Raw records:
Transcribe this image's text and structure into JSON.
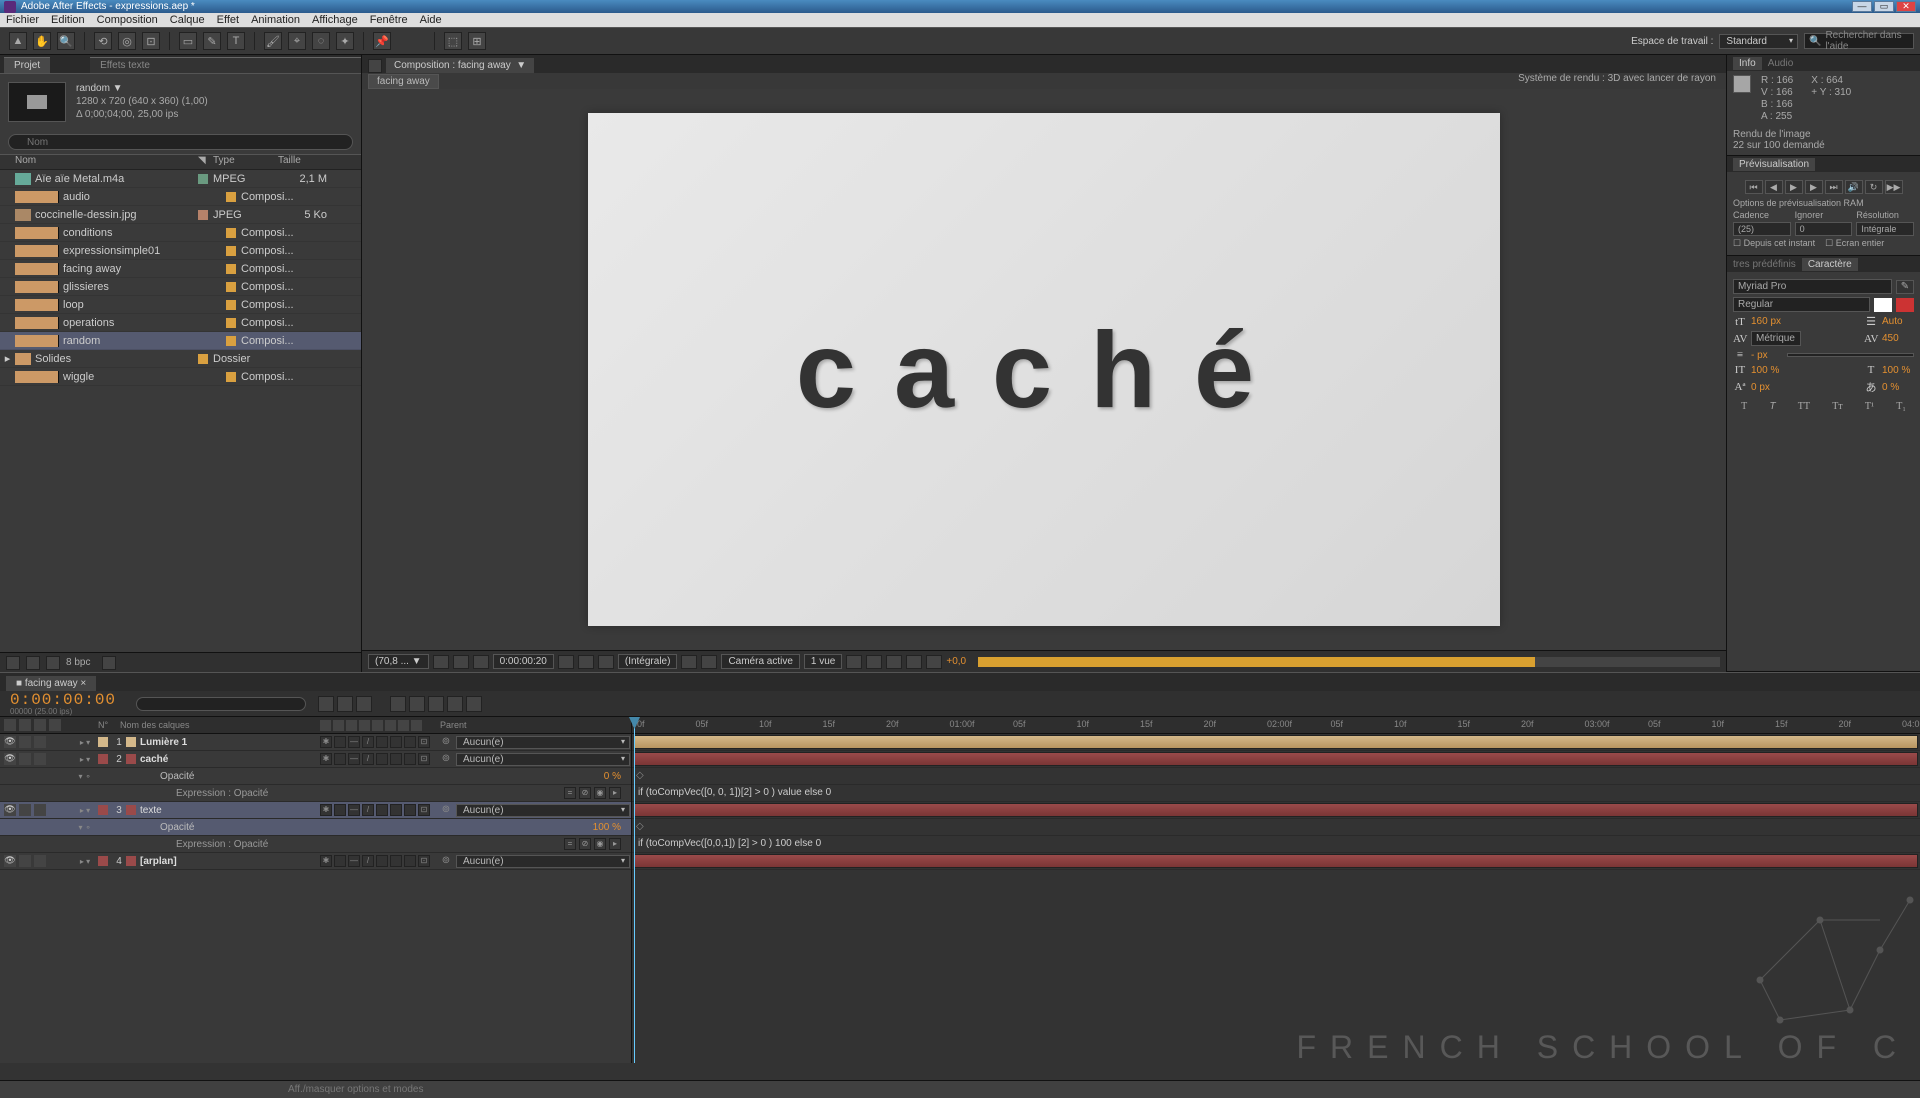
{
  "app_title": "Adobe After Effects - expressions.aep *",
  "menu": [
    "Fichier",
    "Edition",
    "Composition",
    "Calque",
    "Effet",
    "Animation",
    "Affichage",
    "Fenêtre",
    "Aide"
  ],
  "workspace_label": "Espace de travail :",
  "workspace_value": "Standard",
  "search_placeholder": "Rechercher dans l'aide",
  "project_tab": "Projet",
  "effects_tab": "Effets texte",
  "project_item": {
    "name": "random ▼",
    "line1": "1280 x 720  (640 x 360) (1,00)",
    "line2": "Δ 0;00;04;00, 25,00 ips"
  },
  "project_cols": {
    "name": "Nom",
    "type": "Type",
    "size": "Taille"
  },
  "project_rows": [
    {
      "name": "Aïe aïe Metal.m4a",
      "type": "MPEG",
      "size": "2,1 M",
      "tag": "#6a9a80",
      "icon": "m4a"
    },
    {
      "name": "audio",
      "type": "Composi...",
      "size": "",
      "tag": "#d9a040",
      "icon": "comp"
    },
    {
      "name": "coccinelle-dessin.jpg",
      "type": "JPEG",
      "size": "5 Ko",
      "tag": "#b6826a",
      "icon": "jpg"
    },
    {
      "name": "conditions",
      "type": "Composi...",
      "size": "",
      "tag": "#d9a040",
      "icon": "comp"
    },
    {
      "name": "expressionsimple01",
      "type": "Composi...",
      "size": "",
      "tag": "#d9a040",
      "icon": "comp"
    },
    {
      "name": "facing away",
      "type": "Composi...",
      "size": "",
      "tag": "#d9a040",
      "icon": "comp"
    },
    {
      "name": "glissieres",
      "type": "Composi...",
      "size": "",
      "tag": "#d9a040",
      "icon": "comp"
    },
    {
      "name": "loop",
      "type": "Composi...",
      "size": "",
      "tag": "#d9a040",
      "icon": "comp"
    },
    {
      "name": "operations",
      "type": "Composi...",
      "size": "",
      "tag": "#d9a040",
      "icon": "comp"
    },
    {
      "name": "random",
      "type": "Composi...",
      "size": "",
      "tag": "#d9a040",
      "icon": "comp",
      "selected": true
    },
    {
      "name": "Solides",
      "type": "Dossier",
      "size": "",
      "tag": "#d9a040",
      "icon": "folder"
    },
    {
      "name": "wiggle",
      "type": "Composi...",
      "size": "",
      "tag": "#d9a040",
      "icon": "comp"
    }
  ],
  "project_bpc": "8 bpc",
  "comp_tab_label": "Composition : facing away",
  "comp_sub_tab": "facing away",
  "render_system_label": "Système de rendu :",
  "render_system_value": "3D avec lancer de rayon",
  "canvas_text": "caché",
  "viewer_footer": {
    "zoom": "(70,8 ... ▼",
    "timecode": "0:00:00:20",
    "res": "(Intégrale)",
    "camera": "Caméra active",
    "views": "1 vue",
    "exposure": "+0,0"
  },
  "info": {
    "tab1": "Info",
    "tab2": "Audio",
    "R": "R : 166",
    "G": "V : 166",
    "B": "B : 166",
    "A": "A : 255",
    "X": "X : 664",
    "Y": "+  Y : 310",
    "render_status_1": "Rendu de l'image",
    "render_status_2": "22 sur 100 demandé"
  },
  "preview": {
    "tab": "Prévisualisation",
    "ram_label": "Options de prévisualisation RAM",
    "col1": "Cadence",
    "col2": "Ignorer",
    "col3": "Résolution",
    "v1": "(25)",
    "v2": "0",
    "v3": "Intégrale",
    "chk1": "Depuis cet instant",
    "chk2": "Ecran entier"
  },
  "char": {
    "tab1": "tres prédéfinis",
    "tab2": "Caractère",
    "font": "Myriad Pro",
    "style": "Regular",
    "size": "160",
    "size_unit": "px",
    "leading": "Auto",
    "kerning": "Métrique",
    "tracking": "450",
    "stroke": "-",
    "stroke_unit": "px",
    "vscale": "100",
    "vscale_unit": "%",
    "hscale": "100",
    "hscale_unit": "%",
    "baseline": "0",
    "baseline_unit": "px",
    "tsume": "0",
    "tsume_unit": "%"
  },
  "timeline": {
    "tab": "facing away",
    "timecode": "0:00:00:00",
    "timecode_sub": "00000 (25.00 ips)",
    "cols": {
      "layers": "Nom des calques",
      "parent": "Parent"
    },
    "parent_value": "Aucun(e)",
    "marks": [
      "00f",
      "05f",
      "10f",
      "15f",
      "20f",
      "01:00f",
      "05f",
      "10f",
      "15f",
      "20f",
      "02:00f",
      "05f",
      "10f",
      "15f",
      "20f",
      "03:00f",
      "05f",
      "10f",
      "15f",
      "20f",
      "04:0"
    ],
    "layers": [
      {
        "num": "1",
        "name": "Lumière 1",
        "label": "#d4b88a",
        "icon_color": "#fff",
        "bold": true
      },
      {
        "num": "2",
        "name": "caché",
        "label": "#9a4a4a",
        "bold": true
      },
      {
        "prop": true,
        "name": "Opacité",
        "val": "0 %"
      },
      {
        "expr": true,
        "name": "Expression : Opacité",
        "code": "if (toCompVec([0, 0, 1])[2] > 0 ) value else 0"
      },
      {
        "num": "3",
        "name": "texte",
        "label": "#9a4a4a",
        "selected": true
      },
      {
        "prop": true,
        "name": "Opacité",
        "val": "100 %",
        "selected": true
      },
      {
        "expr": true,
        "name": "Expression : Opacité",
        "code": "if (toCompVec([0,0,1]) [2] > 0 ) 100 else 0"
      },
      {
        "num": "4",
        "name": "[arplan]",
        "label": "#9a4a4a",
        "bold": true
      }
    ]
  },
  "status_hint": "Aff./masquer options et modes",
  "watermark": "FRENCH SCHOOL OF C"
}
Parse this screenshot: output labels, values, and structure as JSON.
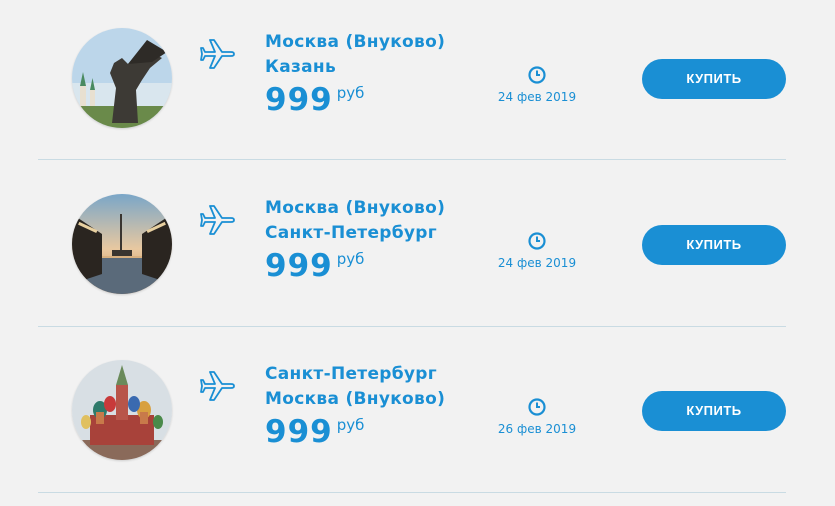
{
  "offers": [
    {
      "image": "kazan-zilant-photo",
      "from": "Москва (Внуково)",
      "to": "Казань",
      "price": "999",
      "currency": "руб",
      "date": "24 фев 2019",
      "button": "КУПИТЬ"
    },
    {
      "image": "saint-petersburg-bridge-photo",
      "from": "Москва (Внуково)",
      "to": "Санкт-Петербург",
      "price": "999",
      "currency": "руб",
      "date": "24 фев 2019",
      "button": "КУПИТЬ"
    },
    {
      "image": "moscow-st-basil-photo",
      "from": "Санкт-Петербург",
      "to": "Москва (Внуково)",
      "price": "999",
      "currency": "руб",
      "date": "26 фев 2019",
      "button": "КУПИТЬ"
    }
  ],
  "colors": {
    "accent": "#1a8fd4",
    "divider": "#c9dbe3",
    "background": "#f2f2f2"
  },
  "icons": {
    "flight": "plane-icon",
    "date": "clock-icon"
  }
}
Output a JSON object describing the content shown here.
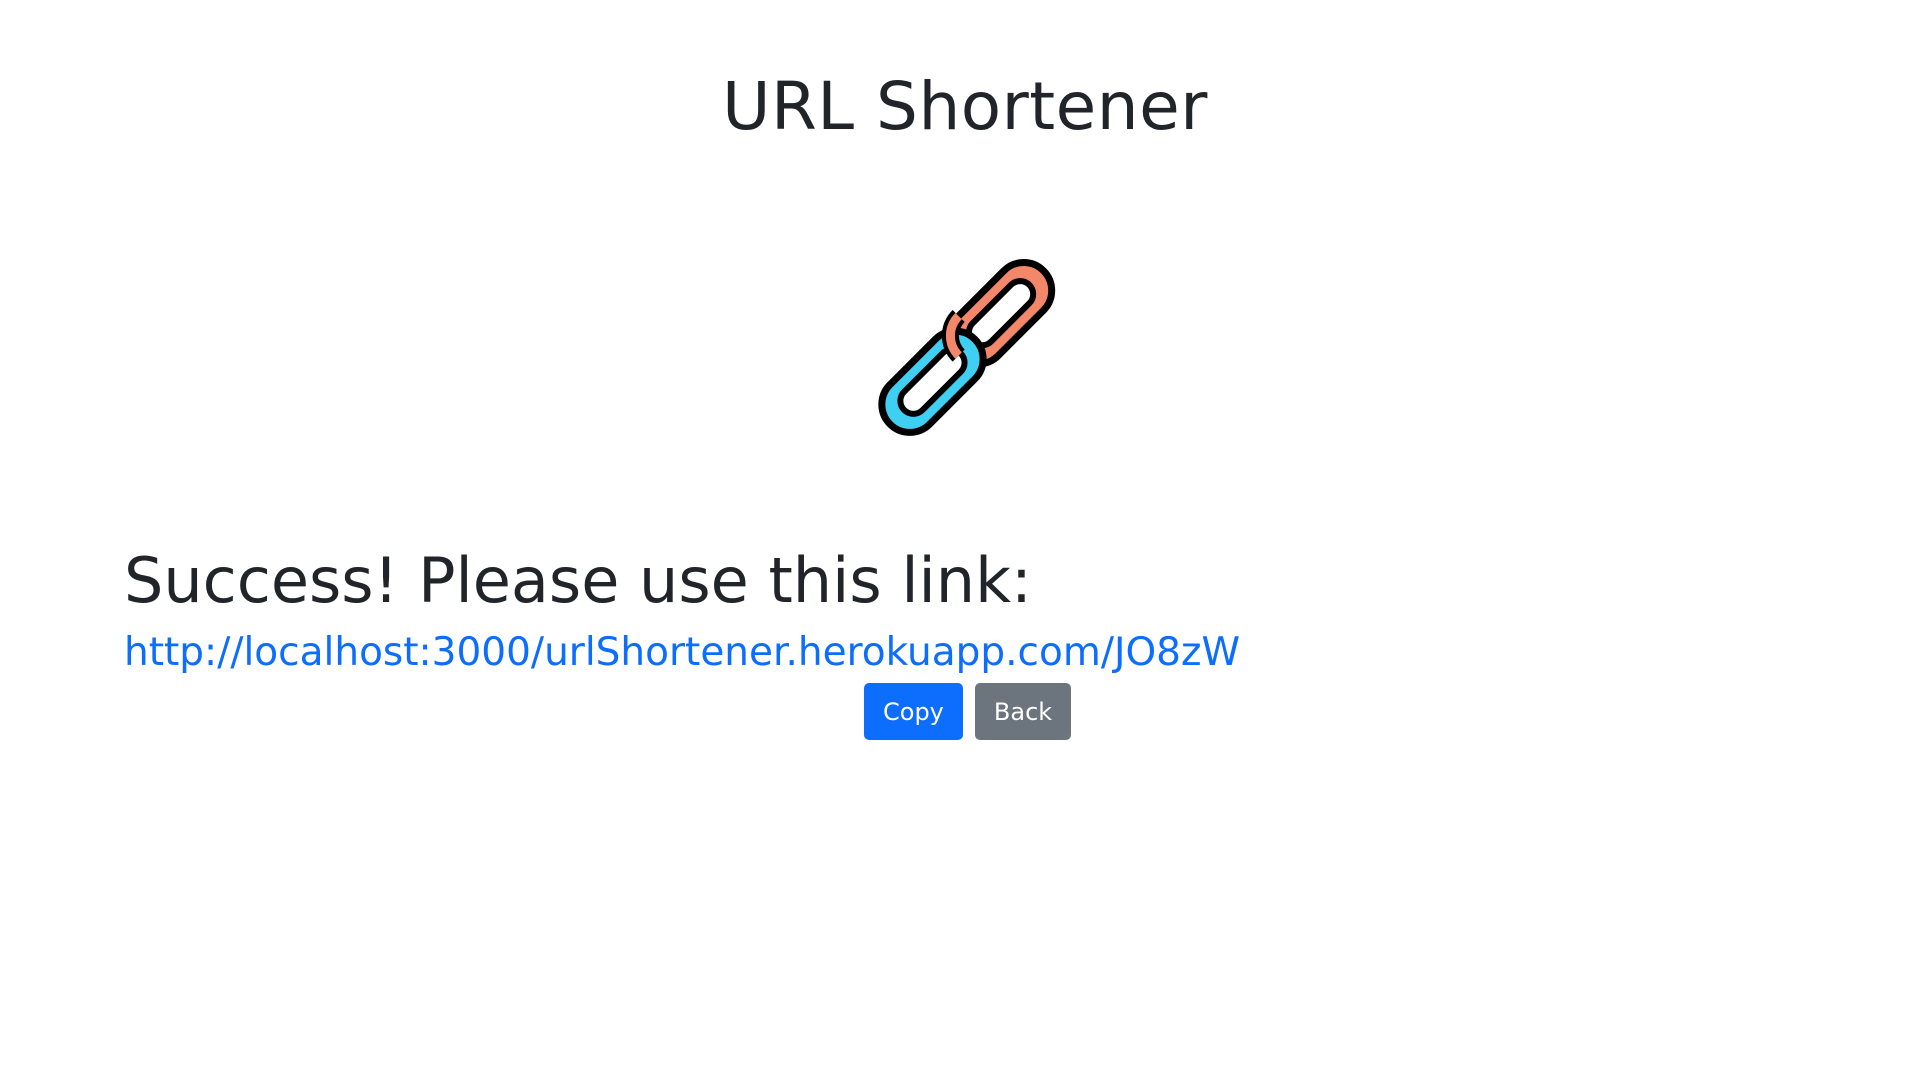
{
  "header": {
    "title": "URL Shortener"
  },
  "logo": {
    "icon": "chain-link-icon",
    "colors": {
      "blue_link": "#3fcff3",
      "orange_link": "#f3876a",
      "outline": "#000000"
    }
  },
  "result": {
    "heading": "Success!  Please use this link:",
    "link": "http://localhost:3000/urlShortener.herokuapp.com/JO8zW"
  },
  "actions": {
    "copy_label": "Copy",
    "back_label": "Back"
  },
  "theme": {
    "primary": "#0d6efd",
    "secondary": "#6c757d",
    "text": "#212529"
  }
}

### Stated problem
Each line of the material must be retyped exactly, except that images are omitted.

### Complete answer
Transcribe this image's text and structure into JSON.
{
  "app_title": "Adobe After Effects - expressions.aep *",
  "menu": [
    "Fichier",
    "Edition",
    "Composition",
    "Calque",
    "Effet",
    "Animation",
    "Affichage",
    "Fenêtre",
    "Aide"
  ],
  "workspace_label": "Espace de travail :",
  "workspace_value": "Standard",
  "search_placeholder": "Rechercher dans l'aide",
  "project_tab": "Projet",
  "effects_tab": "Effets texte",
  "project_item": {
    "name": "random ▼",
    "line1": "1280 x 720  (640 x 360) (1,00)",
    "line2": "Δ 0;00;04;00, 25,00 ips"
  },
  "project_cols": {
    "name": "Nom",
    "type": "Type",
    "size": "Taille"
  },
  "project_rows": [
    {
      "name": "Aïe aïe Metal.m4a",
      "type": "MPEG",
      "size": "2,1 M",
      "tag": "#6a9a80",
      "icon": "m4a"
    },
    {
      "name": "audio",
      "type": "Composi...",
      "size": "",
      "tag": "#d9a040",
      "icon": "comp"
    },
    {
      "name": "coccinelle-dessin.jpg",
      "type": "JPEG",
      "size": "5 Ko",
      "tag": "#b6826a",
      "icon": "jpg"
    },
    {
      "name": "conditions",
      "type": "Composi...",
      "size": "",
      "tag": "#d9a040",
      "icon": "comp"
    },
    {
      "name": "expressionsimple01",
      "type": "Composi...",
      "size": "",
      "tag": "#d9a040",
      "icon": "comp"
    },
    {
      "name": "facing away",
      "type": "Composi...",
      "size": "",
      "tag": "#d9a040",
      "icon": "comp"
    },
    {
      "name": "glissieres",
      "type": "Composi...",
      "size": "",
      "tag": "#d9a040",
      "icon": "comp"
    },
    {
      "name": "loop",
      "type": "Composi...",
      "size": "",
      "tag": "#d9a040",
      "icon": "comp"
    },
    {
      "name": "operations",
      "type": "Composi...",
      "size": "",
      "tag": "#d9a040",
      "icon": "comp"
    },
    {
      "name": "random",
      "type": "Composi...",
      "size": "",
      "tag": "#d9a040",
      "icon": "comp",
      "selected": true
    },
    {
      "name": "Solides",
      "type": "Dossier",
      "size": "",
      "tag": "#d9a040",
      "icon": "folder"
    },
    {
      "name": "wiggle",
      "type": "Composi...",
      "size": "",
      "tag": "#d9a040",
      "icon": "comp"
    }
  ],
  "project_bpc": "8 bpc",
  "comp_tab_label": "Composition : facing away",
  "comp_sub_tab": "facing away",
  "render_system_label": "Système de rendu :",
  "render_system_value": "3D avec lancer de rayon",
  "canvas_text": "caché",
  "viewer_footer": {
    "zoom": "(70,8 ... ▼",
    "timecode": "0:00:00:20",
    "res": "(Intégrale)",
    "camera": "Caméra active",
    "views": "1 vue",
    "exposure": "+0,0"
  },
  "info": {
    "tab1": "Info",
    "tab2": "Audio",
    "R": "R : 166",
    "G": "V : 166",
    "B": "B : 166",
    "A": "A : 255",
    "X": "X : 664",
    "Y": "+  Y : 310",
    "render_status_1": "Rendu de l'image",
    "render_status_2": "22 sur 100 demandé"
  },
  "preview": {
    "tab": "Prévisualisation",
    "ram_label": "Options de prévisualisation RAM",
    "col1": "Cadence",
    "col2": "Ignorer",
    "col3": "Résolution",
    "v1": "(25)",
    "v2": "0",
    "v3": "Intégrale",
    "chk1": "Depuis cet instant",
    "chk2": "Ecran entier"
  },
  "char": {
    "tab1": "tres prédéfinis",
    "tab2": "Caractère",
    "font": "Myriad Pro",
    "style": "Regular",
    "size": "160",
    "size_unit": "px",
    "leading": "Auto",
    "kerning": "Métrique",
    "tracking": "450",
    "stroke": "-",
    "stroke_unit": "px",
    "vscale": "100",
    "vscale_unit": "%",
    "hscale": "100",
    "hscale_unit": "%",
    "baseline": "0",
    "baseline_unit": "px",
    "tsume": "0",
    "tsume_unit": "%"
  },
  "timeline": {
    "tab": "facing away",
    "timecode": "0:00:00:00",
    "timecode_sub": "00000 (25.00 ips)",
    "cols": {
      "layers": "Nom des calques",
      "parent": "Parent"
    },
    "parent_value": "Aucun(e)",
    "marks": [
      "00f",
      "05f",
      "10f",
      "15f",
      "20f",
      "01:00f",
      "05f",
      "10f",
      "15f",
      "20f",
      "02:00f",
      "05f",
      "10f",
      "15f",
      "20f",
      "03:00f",
      "05f",
      "10f",
      "15f",
      "20f",
      "04:0"
    ],
    "layers": [
      {
        "num": "1",
        "name": "Lumière 1",
        "label": "#d4b88a",
        "icon_color": "#fff",
        "bold": true
      },
      {
        "num": "2",
        "name": "caché",
        "label": "#9a4a4a",
        "bold": true
      },
      {
        "prop": true,
        "name": "Opacité",
        "val": "0 %"
      },
      {
        "expr": true,
        "name": "Expression : Opacité",
        "code": "if (toCompVec([0, 0, 1])[2] > 0 ) value else 0"
      },
      {
        "num": "3",
        "name": "texte",
        "label": "#9a4a4a",
        "selected": true
      },
      {
        "prop": true,
        "name": "Opacité",
        "val": "100 %",
        "selected": true
      },
      {
        "expr": true,
        "name": "Expression : Opacité",
        "code": "if (toCompVec([0,0,1]) [2] > 0 ) 100 else 0"
      },
      {
        "num": "4",
        "name": "[arplan]",
        "label": "#9a4a4a",
        "bold": true
      }
    ]
  },
  "status_hint": "Aff./masquer options et modes",
  "watermark": "FRENCH SCHOOL OF C"
}
Parse this screenshot: output labels, values, and structure as JSON.
{
  "offers": [
    {
      "image": "kazan-zilant-photo",
      "from": "Москва (Внуково)",
      "to": "Казань",
      "price": "999",
      "currency": "руб",
      "date": "24 фев 2019",
      "button": "КУПИТЬ"
    },
    {
      "image": "saint-petersburg-bridge-photo",
      "from": "Москва (Внуково)",
      "to": "Санкт-Петербург",
      "price": "999",
      "currency": "руб",
      "date": "24 фев 2019",
      "button": "КУПИТЬ"
    },
    {
      "image": "moscow-st-basil-photo",
      "from": "Санкт-Петербург",
      "to": "Москва (Внуково)",
      "price": "999",
      "currency": "руб",
      "date": "26 фев 2019",
      "button": "КУПИТЬ"
    }
  ],
  "colors": {
    "accent": "#1a8fd4",
    "divider": "#c9dbe3",
    "background": "#f2f2f2"
  },
  "icons": {
    "flight": "plane-icon",
    "date": "clock-icon"
  }
}
Output a JSON object describing the content shown here.
{
  "header": {
    "title": "URL Shortener"
  },
  "logo": {
    "icon": "chain-link-icon",
    "colors": {
      "blue_link": "#3fcff3",
      "orange_link": "#f3876a",
      "outline": "#000000"
    }
  },
  "result": {
    "heading": "Success!  Please use this link:",
    "link": "http://localhost:3000/urlShortener.herokuapp.com/JO8zW"
  },
  "actions": {
    "copy_label": "Copy",
    "back_label": "Back"
  },
  "theme": {
    "primary": "#0d6efd",
    "secondary": "#6c757d",
    "text": "#212529"
  }
}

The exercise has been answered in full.